— Start of Stored records —

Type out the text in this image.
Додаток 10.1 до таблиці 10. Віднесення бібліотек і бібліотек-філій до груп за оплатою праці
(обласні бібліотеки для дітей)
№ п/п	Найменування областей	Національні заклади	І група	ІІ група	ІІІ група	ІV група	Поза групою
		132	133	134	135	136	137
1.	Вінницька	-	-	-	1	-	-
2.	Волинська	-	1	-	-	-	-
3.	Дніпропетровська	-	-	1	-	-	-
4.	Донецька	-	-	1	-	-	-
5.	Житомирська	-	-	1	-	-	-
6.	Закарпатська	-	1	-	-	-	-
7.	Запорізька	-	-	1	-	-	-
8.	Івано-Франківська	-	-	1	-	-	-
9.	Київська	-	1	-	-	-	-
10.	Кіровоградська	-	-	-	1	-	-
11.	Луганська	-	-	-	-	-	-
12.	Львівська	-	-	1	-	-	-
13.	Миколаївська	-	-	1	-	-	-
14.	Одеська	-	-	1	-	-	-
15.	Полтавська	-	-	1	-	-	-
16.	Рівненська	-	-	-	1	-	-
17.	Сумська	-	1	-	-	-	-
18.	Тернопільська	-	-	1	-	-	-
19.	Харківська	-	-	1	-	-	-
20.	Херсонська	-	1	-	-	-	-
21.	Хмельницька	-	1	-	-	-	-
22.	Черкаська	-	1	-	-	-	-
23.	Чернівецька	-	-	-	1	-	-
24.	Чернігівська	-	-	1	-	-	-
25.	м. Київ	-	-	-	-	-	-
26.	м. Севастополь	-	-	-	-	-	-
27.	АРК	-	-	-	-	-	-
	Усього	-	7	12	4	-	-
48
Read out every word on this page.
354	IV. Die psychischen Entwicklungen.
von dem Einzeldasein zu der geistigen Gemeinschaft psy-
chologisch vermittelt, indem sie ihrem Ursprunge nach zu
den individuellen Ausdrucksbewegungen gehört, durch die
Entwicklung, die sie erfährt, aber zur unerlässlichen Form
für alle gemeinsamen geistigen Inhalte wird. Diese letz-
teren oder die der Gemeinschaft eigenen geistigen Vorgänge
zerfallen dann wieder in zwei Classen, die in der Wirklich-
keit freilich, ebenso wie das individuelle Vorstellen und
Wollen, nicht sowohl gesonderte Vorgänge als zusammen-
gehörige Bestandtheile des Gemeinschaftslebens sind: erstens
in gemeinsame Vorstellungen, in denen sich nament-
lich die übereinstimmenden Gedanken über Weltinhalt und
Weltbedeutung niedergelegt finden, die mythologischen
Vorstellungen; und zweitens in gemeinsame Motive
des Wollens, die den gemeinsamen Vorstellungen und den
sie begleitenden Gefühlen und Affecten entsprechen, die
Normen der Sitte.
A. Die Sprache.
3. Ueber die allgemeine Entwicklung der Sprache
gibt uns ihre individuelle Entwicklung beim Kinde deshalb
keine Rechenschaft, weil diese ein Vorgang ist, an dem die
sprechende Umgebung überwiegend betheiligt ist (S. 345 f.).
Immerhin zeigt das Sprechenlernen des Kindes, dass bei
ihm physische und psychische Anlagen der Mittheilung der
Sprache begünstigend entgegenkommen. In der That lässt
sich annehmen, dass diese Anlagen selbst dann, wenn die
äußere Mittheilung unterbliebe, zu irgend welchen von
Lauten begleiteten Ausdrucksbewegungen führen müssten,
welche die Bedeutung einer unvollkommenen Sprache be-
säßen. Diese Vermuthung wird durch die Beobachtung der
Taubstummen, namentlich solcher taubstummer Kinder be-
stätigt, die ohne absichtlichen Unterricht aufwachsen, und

— End of Stored records —

> **Problem details**: Every line from the one containing "Read out every word on this page." through the last line must be copied exactly; leave out the rest.

> **Final answer**:
Read out every word on this page.
354	IV. Die psychischen Entwicklungen.
von dem Einzeldasein zu der geistigen Gemeinschaft psy-
chologisch vermittelt, indem sie ihrem Ursprunge nach zu
den individuellen Ausdrucksbewegungen gehört, durch die
Entwicklung, die sie erfährt, aber zur unerlässlichen Form
für alle gemeinsamen geistigen Inhalte wird. Diese letz-
teren oder die der Gemeinschaft eigenen geistigen Vorgänge
zerfallen dann wieder in zwei Classen, die in der Wirklich-
keit freilich, ebenso wie das individuelle Vorstellen und
Wollen, nicht sowohl gesonderte Vorgänge als zusammen-
gehörige Bestandtheile des Gemeinschaftslebens sind: erstens
in gemeinsame Vorstellungen, in denen sich nament-
lich die übereinstimmenden Gedanken über Weltinhalt und
Weltbedeutung niedergelegt finden, die mythologischen
Vorstellungen; und zweitens in gemeinsame Motive
des Wollens, die den gemeinsamen Vorstellungen und den
sie begleitenden Gefühlen und Affecten entsprechen, die
Normen der Sitte.
A. Die Sprache.
3. Ueber die allgemeine Entwicklung der Sprache
gibt uns ihre individuelle Entwicklung beim Kinde deshalb
keine Rechenschaft, weil diese ein Vorgang ist, an dem die
sprechende Umgebung überwiegend betheiligt ist (S. 345 f.).
Immerhin zeigt das Sprechenlernen des Kindes, dass bei
ihm physische und psychische Anlagen der Mittheilung der
Sprache begünstigend entgegenkommen. In der That lässt
sich annehmen, dass diese Anlagen selbst dann, wenn die
äußere Mittheilung unterbliebe, zu irgend welchen von
Lauten begleiteten Ausdrucksbewegungen führen müssten,
welche die Bedeutung einer unvollkommenen Sprache be-
säßen. Diese Vermuthung wird durch die Beobachtung der
Taubstummen, namentlich solcher taubstummer Kinder be-
stätigt, die ohne absichtlichen Unterricht aufwachsen, und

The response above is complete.